**Given problem**
Produce a verbatim copy of the entries listed below.

[Collection entries]
>> START
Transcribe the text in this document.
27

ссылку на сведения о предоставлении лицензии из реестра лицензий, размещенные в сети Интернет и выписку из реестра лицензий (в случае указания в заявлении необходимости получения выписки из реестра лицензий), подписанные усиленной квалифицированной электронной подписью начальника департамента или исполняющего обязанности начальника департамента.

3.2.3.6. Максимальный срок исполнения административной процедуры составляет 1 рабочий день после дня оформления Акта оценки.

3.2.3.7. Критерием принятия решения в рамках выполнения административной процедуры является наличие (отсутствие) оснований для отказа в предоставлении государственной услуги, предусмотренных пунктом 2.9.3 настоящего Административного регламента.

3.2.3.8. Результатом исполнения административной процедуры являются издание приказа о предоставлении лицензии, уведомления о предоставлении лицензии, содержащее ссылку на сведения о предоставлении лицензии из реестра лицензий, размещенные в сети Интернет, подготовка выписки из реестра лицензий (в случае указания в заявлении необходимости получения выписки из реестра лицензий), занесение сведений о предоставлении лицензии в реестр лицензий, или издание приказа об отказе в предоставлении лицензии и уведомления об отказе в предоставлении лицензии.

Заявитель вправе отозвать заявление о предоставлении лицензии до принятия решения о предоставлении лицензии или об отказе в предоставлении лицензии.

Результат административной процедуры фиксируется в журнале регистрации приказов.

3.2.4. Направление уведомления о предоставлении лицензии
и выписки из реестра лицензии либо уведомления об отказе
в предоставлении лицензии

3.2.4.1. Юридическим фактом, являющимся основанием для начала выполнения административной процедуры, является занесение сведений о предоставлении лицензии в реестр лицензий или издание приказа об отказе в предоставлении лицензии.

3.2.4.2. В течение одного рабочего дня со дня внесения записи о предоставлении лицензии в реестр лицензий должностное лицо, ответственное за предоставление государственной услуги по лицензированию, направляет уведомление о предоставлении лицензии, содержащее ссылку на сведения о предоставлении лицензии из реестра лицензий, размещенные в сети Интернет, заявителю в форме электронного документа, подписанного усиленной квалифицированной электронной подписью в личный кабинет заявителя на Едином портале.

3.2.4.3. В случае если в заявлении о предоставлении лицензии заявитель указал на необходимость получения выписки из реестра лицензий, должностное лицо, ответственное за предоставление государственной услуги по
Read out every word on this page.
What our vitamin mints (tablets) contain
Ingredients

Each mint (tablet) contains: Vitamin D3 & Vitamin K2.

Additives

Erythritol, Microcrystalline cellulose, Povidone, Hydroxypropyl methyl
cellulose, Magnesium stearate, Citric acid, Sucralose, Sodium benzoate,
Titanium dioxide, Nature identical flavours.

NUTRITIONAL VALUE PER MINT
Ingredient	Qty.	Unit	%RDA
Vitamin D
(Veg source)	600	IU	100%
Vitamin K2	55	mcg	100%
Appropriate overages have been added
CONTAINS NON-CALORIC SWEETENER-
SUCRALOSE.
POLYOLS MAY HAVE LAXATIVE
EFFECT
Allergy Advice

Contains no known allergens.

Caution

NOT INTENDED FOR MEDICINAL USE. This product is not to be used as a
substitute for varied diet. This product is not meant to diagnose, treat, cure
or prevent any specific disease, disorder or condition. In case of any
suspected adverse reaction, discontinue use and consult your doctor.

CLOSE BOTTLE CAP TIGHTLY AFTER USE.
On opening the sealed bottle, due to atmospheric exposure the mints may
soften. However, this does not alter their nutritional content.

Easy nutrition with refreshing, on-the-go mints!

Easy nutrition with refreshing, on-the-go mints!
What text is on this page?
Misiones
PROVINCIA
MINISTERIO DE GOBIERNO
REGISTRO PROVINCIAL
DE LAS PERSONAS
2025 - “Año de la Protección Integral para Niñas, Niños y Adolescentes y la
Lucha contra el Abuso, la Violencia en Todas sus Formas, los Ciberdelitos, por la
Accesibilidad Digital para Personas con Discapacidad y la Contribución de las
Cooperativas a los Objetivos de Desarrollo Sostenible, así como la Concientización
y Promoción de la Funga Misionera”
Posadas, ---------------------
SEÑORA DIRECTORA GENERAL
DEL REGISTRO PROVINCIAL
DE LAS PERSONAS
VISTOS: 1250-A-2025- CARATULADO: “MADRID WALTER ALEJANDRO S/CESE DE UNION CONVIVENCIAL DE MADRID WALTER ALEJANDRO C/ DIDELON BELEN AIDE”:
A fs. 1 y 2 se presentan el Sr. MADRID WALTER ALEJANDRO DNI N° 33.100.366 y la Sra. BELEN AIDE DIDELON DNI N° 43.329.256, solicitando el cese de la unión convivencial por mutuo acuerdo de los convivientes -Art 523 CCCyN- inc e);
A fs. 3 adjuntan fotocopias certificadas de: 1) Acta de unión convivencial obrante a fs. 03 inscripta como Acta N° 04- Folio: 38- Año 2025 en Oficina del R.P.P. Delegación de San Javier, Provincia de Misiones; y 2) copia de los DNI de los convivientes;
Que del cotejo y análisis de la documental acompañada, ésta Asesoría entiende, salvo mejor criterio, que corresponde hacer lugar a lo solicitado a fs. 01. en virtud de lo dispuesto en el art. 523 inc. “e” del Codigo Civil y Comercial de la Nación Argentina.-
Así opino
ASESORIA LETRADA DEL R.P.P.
>> END
**Complete answer**
Transcribe the text in this document.
27

ссылку на сведения о предоставлении лицензии из реестра лицензий, размещенные в сети Интернет и выписку из реестра лицензий (в случае указания в заявлении необходимости получения выписки из реестра лицензий), подписанные усиленной квалифицированной электронной подписью начальника департамента или исполняющего обязанности начальника департамента.

3.2.3.6. Максимальный срок исполнения административной процедуры составляет 1 рабочий день после дня оформления Акта оценки.

3.2.3.7. Критерием принятия решения в рамках выполнения административной процедуры является наличие (отсутствие) оснований для отказа в предоставлении государственной услуги, предусмотренных пунктом 2.9.3 настоящего Административного регламента.

3.2.3.8. Результатом исполнения административной процедуры являются издание приказа о предоставлении лицензии, уведомления о предоставлении лицензии, содержащее ссылку на сведения о предоставлении лицензии из реестра лицензий, размещенные в сети Интернет, подготовка выписки из реестра лицензий (в случае указания в заявлении необходимости получения выписки из реестра лицензий), занесение сведений о предоставлении лицензии в реестр лицензий, или издание приказа об отказе в предоставлении лицензии и уведомления об отказе в предоставлении лицензии.

Заявитель вправе отозвать заявление о предоставлении лицензии до принятия решения о предоставлении лицензии или об отказе в предоставлении лицензии.

Результат административной процедуры фиксируется в журнале регистрации приказов.

3.2.4. Направление уведомления о предоставлении лицензии
и выписки из реестра лицензии либо уведомления об отказе
в предоставлении лицензии

3.2.4.1. Юридическим фактом, являющимся основанием для начала выполнения административной процедуры, является занесение сведений о предоставлении лицензии в реестр лицензий или издание приказа об отказе в предоставлении лицензии.

3.2.4.2. В течение одного рабочего дня со дня внесения записи о предоставлении лицензии в реестр лицензий должностное лицо, ответственное за предоставление государственной услуги по лицензированию, направляет уведомление о предоставлении лицензии, содержащее ссылку на сведения о предоставлении лицензии из реестра лицензий, размещенные в сети Интернет, заявителю в форме электронного документа, подписанного усиленной квалифицированной электронной подписью в личный кабинет заявителя на Едином портале.

3.2.4.3. В случае если в заявлении о предоставлении лицензии заявитель указал на необходимость получения выписки из реестра лицензий, должностное лицо, ответственное за предоставление государственной услуги по
Read out every word on this page.
What our vitamin mints (tablets) contain
Ingredients

Each mint (tablet) contains: Vitamin D3 & Vitamin K2.

Additives

Erythritol, Microcrystalline cellulose, Povidone, Hydroxypropyl methyl
cellulose, Magnesium stearate, Citric acid, Sucralose, Sodium benzoate,
Titanium dioxide, Nature identical flavours.

NUTRITIONAL VALUE PER MINT
Ingredient	Qty.	Unit	%RDA
Vitamin D
(Veg source)	600	IU	100%
Vitamin K2	55	mcg	100%
Appropriate overages have been added
CONTAINS NON-CALORIC SWEETENER-
SUCRALOSE.
POLYOLS MAY HAVE LAXATIVE
EFFECT
Allergy Advice

Contains no known allergens.

Caution

NOT INTENDED FOR MEDICINAL USE. This product is not to be used as a
substitute for varied diet. This product is not meant to diagnose, treat, cure
or prevent any specific disease, disorder or condition. In case of any
suspected adverse reaction, discontinue use and consult your doctor.

CLOSE BOTTLE CAP TIGHTLY AFTER USE.
On opening the sealed bottle, due to atmospheric exposure the mints may
soften. However, this does not alter their nutritional content.

Easy nutrition with refreshing, on-the-go mints!

Easy nutrition with refreshing, on-the-go mints!
What text is on this page?
Misiones
PROVINCIA
MINISTERIO DE GOBIERNO
REGISTRO PROVINCIAL
DE LAS PERSONAS
2025 - “Año de la Protección Integral para Niñas, Niños y Adolescentes y la
Lucha contra el Abuso, la Violencia en Todas sus Formas, los Ciberdelitos, por la
Accesibilidad Digital para Personas con Discapacidad y la Contribución de las
Cooperativas a los Objetivos de Desarrollo Sostenible, así como la Concientización
y Promoción de la Funga Misionera”
Posadas, ---------------------
SEÑORA DIRECTORA GENERAL
DEL REGISTRO PROVINCIAL
DE LAS PERSONAS
VISTOS: 1250-A-2025- CARATULADO: “MADRID WALTER ALEJANDRO S/CESE DE UNION CONVIVENCIAL DE MADRID WALTER ALEJANDRO C/ DIDELON BELEN AIDE”:
A fs. 1 y 2 se presentan el Sr. MADRID WALTER ALEJANDRO DNI N° 33.100.366 y la Sra. BELEN AIDE DIDELON DNI N° 43.329.256, solicitando el cese de la unión convivencial por mutuo acuerdo de los convivientes -Art 523 CCCyN- inc e);
A fs. 3 adjuntan fotocopias certificadas de: 1) Acta de unión convivencial obrante a fs. 03 inscripta como Acta N° 04- Folio: 38- Año 2025 en Oficina del R.P.P. Delegación de San Javier, Provincia de Misiones; y 2) copia de los DNI de los convivientes;
Que del cotejo y análisis de la documental acompañada, ésta Asesoría entiende, salvo mejor criterio, que corresponde hacer lugar a lo solicitado a fs. 01. en virtud de lo dispuesto en el art. 523 inc. “e” del Codigo Civil y Comercial de la Nación Argentina.-
Así opino
ASESORIA LETRADA DEL R.P.P.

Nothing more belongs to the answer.